### Problem description
Write out the full set of records exactly. Any pictures in them do not belong in the copy.

### Dataset records
_ _ _ _

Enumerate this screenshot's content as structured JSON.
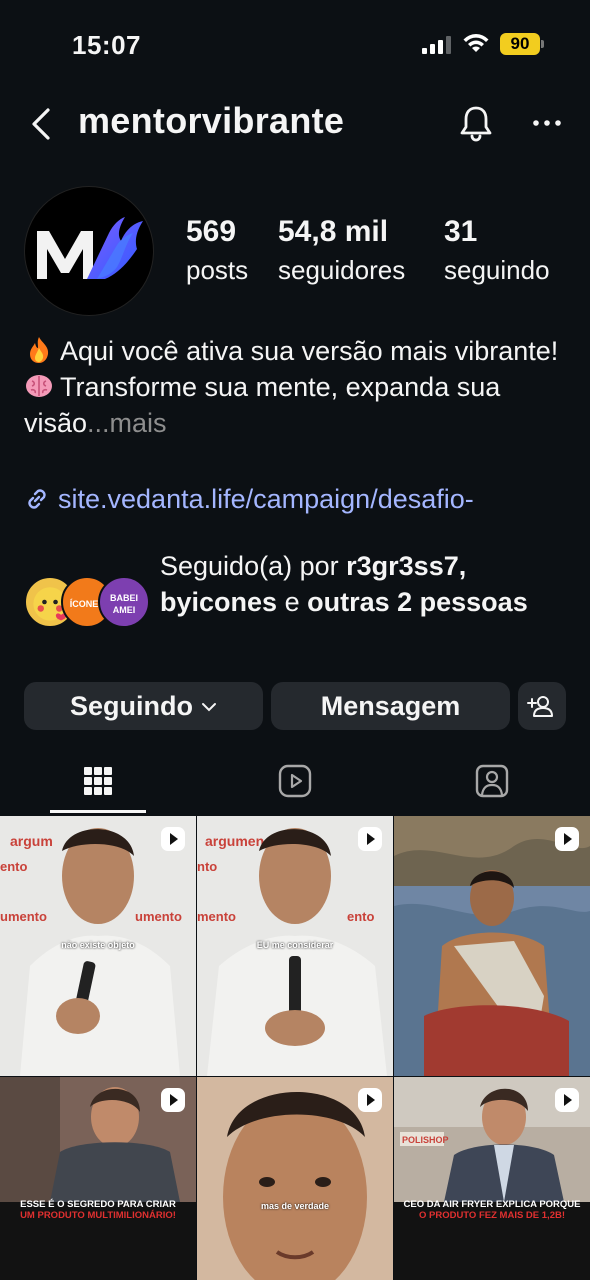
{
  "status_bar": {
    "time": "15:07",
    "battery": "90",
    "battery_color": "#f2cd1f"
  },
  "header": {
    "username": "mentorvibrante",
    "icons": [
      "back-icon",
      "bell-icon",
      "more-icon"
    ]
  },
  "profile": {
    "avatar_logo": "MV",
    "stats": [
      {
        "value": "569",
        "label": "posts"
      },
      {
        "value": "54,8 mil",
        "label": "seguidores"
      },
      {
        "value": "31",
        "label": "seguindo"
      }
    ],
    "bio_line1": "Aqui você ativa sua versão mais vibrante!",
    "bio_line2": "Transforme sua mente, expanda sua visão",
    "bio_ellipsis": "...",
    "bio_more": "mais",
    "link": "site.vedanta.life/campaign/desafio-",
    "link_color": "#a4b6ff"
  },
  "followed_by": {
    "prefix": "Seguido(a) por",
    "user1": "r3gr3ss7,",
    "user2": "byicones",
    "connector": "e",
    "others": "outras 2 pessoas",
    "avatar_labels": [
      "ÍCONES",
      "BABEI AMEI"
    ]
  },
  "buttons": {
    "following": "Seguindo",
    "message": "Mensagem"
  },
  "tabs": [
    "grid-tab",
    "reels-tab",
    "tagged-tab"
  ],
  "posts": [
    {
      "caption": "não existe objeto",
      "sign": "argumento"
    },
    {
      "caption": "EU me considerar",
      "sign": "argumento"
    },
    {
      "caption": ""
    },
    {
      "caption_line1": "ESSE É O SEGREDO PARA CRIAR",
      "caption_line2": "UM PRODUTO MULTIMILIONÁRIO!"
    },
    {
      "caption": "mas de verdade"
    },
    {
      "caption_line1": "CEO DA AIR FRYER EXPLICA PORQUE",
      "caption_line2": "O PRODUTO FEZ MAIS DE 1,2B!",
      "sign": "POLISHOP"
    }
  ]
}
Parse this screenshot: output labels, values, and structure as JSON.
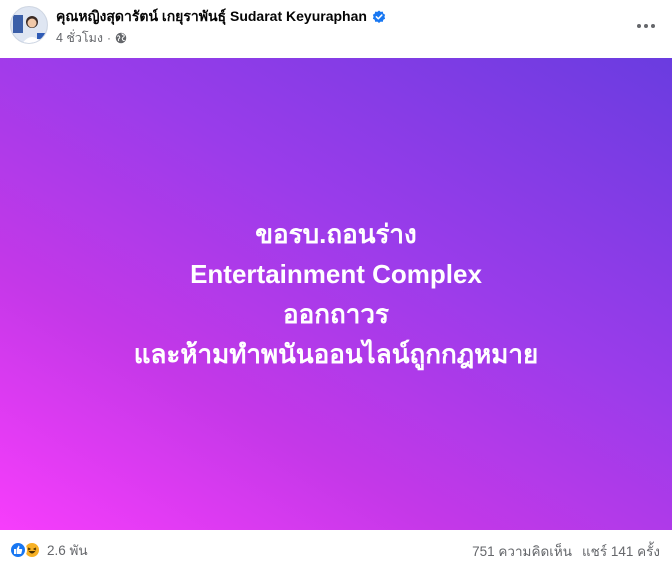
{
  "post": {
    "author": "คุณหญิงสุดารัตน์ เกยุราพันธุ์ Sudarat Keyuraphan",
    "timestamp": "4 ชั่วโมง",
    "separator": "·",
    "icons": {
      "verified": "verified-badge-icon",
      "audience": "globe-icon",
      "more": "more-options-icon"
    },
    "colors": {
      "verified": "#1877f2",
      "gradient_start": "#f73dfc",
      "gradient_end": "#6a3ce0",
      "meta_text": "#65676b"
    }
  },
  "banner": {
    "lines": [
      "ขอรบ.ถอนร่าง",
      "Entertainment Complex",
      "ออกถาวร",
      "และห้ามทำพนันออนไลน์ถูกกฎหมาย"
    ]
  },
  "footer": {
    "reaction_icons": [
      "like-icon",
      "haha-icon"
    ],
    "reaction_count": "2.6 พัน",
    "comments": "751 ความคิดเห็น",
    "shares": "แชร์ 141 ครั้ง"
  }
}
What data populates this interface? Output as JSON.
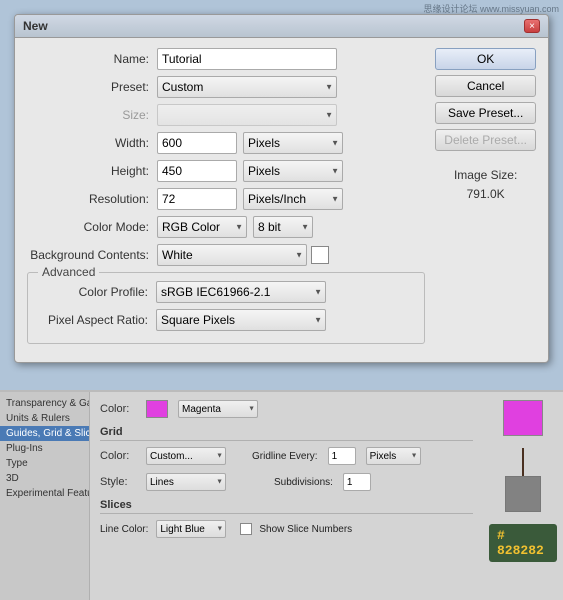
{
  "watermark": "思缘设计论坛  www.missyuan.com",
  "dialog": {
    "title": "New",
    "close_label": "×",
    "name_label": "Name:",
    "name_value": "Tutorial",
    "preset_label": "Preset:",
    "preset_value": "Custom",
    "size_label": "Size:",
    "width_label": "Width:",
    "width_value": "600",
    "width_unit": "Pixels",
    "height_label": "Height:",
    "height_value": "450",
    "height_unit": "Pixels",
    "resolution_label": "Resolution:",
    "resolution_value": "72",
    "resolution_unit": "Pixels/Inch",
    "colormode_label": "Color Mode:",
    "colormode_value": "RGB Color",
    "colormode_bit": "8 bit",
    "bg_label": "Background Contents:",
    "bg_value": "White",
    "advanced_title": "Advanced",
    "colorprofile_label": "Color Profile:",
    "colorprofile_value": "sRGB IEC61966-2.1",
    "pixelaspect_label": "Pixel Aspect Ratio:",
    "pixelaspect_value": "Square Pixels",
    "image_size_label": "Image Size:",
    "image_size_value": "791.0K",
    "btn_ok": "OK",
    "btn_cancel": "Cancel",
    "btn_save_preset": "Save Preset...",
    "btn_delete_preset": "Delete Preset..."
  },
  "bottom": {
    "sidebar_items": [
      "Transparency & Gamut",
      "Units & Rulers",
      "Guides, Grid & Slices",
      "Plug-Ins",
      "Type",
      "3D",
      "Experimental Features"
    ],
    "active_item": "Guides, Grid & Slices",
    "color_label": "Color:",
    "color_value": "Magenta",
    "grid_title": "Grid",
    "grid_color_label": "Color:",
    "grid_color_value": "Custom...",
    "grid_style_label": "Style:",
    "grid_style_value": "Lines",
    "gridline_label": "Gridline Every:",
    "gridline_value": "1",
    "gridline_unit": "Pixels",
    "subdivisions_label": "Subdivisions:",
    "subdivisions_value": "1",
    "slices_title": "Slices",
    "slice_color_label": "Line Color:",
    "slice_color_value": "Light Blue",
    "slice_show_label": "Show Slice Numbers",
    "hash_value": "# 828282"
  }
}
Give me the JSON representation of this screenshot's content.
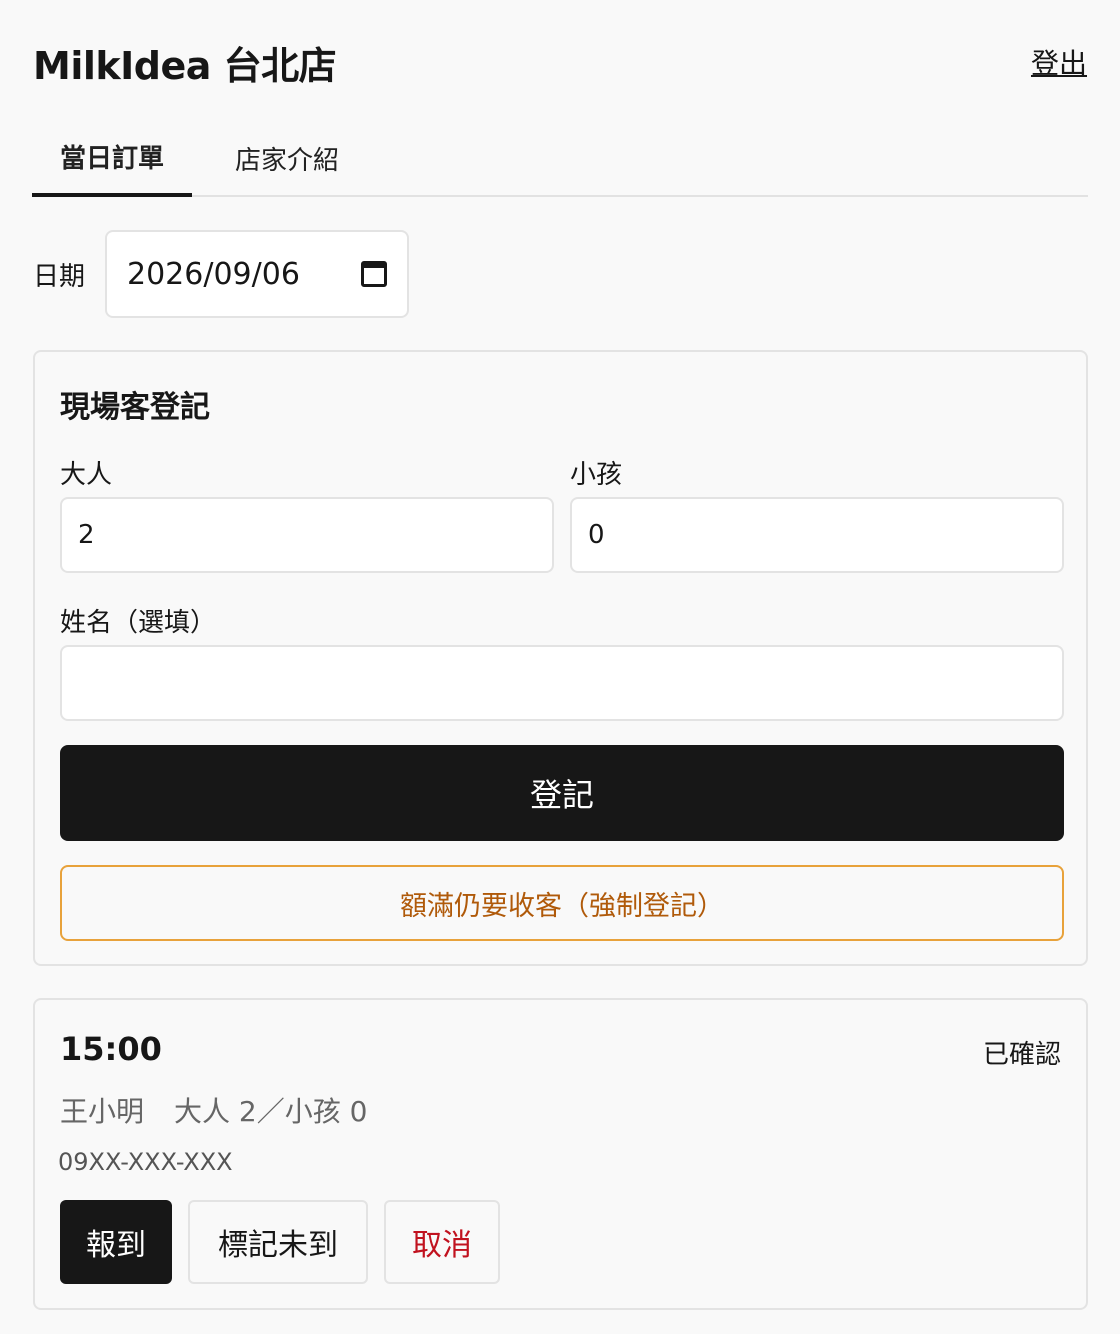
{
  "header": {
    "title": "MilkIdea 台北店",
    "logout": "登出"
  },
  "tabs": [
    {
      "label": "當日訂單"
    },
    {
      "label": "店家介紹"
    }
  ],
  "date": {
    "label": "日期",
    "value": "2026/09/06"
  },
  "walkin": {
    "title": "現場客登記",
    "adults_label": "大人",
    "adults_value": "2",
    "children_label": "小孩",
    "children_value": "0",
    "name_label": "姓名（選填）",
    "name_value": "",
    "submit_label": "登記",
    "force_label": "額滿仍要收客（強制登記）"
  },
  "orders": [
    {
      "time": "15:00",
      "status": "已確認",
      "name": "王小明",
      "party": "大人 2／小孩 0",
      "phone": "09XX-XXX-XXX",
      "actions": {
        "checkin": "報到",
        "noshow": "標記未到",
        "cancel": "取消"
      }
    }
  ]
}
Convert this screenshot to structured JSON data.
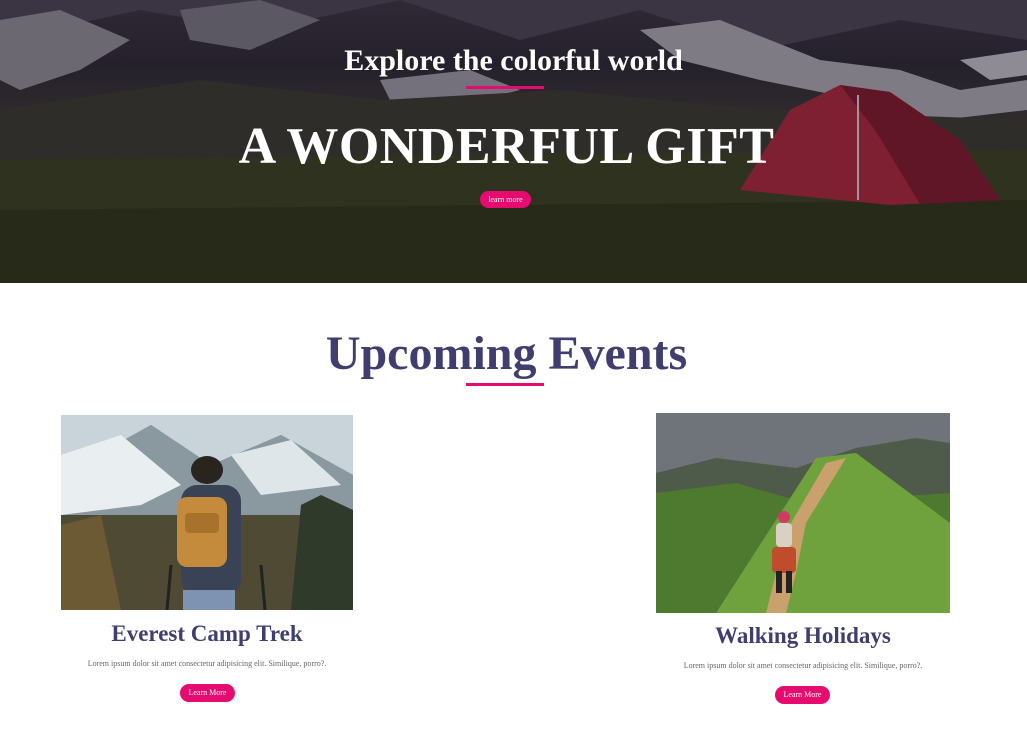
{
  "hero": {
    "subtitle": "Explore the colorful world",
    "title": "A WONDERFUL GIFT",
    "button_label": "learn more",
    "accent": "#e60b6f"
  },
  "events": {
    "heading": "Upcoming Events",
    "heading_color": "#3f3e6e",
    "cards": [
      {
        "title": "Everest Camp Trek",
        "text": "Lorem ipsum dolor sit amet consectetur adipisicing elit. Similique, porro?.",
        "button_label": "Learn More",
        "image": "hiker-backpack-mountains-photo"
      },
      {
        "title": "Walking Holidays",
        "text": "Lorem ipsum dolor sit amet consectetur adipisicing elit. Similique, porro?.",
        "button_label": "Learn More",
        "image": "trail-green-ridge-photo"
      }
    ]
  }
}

_ _ _ _

### Solution to this exercise
Enumerate this screenshot's content as structured JSON.
{
  "status_bar": {
    "time": "15:07",
    "battery": "90",
    "battery_color": "#f2cd1f"
  },
  "header": {
    "username": "mentorvibrante",
    "icons": [
      "back-icon",
      "bell-icon",
      "more-icon"
    ]
  },
  "profile": {
    "avatar_logo": "MV",
    "stats": [
      {
        "value": "569",
        "label": "posts"
      },
      {
        "value": "54,8 mil",
        "label": "seguidores"
      },
      {
        "value": "31",
        "label": "seguindo"
      }
    ],
    "bio_line1": "Aqui você ativa sua versão mais vibrante!",
    "bio_line2": "Transforme sua mente, expanda sua visão",
    "bio_ellipsis": "...",
    "bio_more": "mais",
    "link": "site.vedanta.life/campaign/desafio-",
    "link_color": "#a4b6ff"
  },
  "followed_by": {
    "prefix": "Seguido(a) por",
    "user1": "r3gr3ss7,",
    "user2": "byicones",
    "connector": "e",
    "others": "outras 2 pessoas",
    "avatar_labels": [
      "ÍCONES",
      "BABEI AMEI"
    ]
  },
  "buttons": {
    "following": "Seguindo",
    "message": "Mensagem"
  },
  "tabs": [
    "grid-tab",
    "reels-tab",
    "tagged-tab"
  ],
  "posts": [
    {
      "caption": "não existe objeto",
      "sign": "argumento"
    },
    {
      "caption": "EU me considerar",
      "sign": "argumento"
    },
    {
      "caption": ""
    },
    {
      "caption_line1": "ESSE É O SEGREDO PARA CRIAR",
      "caption_line2": "UM PRODUTO MULTIMILIONÁRIO!"
    },
    {
      "caption": "mas de verdade"
    },
    {
      "caption_line1": "CEO DA AIR FRYER EXPLICA PORQUE",
      "caption_line2": "O PRODUTO FEZ MAIS DE 1,2B!",
      "sign": "POLISHOP"
    }
  ]
}
Parse this screenshot: output labels, values, and structure as JSON.
{
  "post": {
    "author": "คุณหญิงสุดารัตน์ เกยุราพันธุ์ Sudarat Keyuraphan",
    "timestamp": "4 ชั่วโมง",
    "separator": "·",
    "icons": {
      "verified": "verified-badge-icon",
      "audience": "globe-icon",
      "more": "more-options-icon"
    },
    "colors": {
      "verified": "#1877f2",
      "gradient_start": "#f73dfc",
      "gradient_end": "#6a3ce0",
      "meta_text": "#65676b"
    }
  },
  "banner": {
    "lines": [
      "ขอรบ.ถอนร่าง",
      "Entertainment Complex",
      "ออกถาวร",
      "และห้ามทำพนันออนไลน์ถูกกฎหมาย"
    ]
  },
  "footer": {
    "reaction_icons": [
      "like-icon",
      "haha-icon"
    ],
    "reaction_count": "2.6 พัน",
    "comments": "751 ความคิดเห็น",
    "shares": "แชร์ 141 ครั้ง"
  }
}
What data populates this interface? Output as JSON.
{
  "watermark": "思缘设计论坛  www.missyuan.com",
  "dialog": {
    "title": "New",
    "close_label": "×",
    "name_label": "Name:",
    "name_value": "Tutorial",
    "preset_label": "Preset:",
    "preset_value": "Custom",
    "size_label": "Size:",
    "width_label": "Width:",
    "width_value": "600",
    "width_unit": "Pixels",
    "height_label": "Height:",
    "height_value": "450",
    "height_unit": "Pixels",
    "resolution_label": "Resolution:",
    "resolution_value": "72",
    "resolution_unit": "Pixels/Inch",
    "colormode_label": "Color Mode:",
    "colormode_value": "RGB Color",
    "colormode_bit": "8 bit",
    "bg_label": "Background Contents:",
    "bg_value": "White",
    "advanced_title": "Advanced",
    "colorprofile_label": "Color Profile:",
    "colorprofile_value": "sRGB IEC61966-2.1",
    "pixelaspect_label": "Pixel Aspect Ratio:",
    "pixelaspect_value": "Square Pixels",
    "image_size_label": "Image Size:",
    "image_size_value": "791.0K",
    "btn_ok": "OK",
    "btn_cancel": "Cancel",
    "btn_save_preset": "Save Preset...",
    "btn_delete_preset": "Delete Preset..."
  },
  "bottom": {
    "sidebar_items": [
      "Transparency & Gamut",
      "Units & Rulers",
      "Guides, Grid & Slices",
      "Plug-Ins",
      "Type",
      "3D",
      "Experimental Features"
    ],
    "active_item": "Guides, Grid & Slices",
    "color_label": "Color:",
    "color_value": "Magenta",
    "grid_title": "Grid",
    "grid_color_label": "Color:",
    "grid_color_value": "Custom...",
    "grid_style_label": "Style:",
    "grid_style_value": "Lines",
    "gridline_label": "Gridline Every:",
    "gridline_value": "1",
    "gridline_unit": "Pixels",
    "subdivisions_label": "Subdivisions:",
    "subdivisions_value": "1",
    "slices_title": "Slices",
    "slice_color_label": "Line Color:",
    "slice_color_value": "Light Blue",
    "slice_show_label": "Show Slice Numbers",
    "hash_value": "# 828282"
  }
}
Give me the JSON representation of this screenshot's content.
{
  "header": {
    "title": "MilkIdea 台北店",
    "logout": "登出"
  },
  "tabs": [
    {
      "label": "當日訂單"
    },
    {
      "label": "店家介紹"
    }
  ],
  "date": {
    "label": "日期",
    "value": "2026/09/06"
  },
  "walkin": {
    "title": "現場客登記",
    "adults_label": "大人",
    "adults_value": "2",
    "children_label": "小孩",
    "children_value": "0",
    "name_label": "姓名（選填）",
    "name_value": "",
    "submit_label": "登記",
    "force_label": "額滿仍要收客（強制登記）"
  },
  "orders": [
    {
      "time": "15:00",
      "status": "已確認",
      "name": "王小明",
      "party": "大人 2／小孩 0",
      "phone": "09XX-XXX-XXX",
      "actions": {
        "checkin": "報到",
        "noshow": "標記未到",
        "cancel": "取消"
      }
    }
  ]
}
Convert this screenshot to structured JSON data.
{
  "hero": {
    "subtitle": "Explore the colorful world",
    "title": "A WONDERFUL GIFT",
    "button_label": "learn more",
    "accent": "#e60b6f"
  },
  "events": {
    "heading": "Upcoming Events",
    "heading_color": "#3f3e6e",
    "cards": [
      {
        "title": "Everest Camp Trek",
        "text": "Lorem ipsum dolor sit amet consectetur adipisicing elit. Similique, porro?.",
        "button_label": "Learn More",
        "image": "hiker-backpack-mountains-photo"
      },
      {
        "title": "Walking Holidays",
        "text": "Lorem ipsum dolor sit amet consectetur adipisicing elit. Similique, porro?.",
        "button_label": "Learn More",
        "image": "trail-green-ridge-photo"
      }
    ]
  }
}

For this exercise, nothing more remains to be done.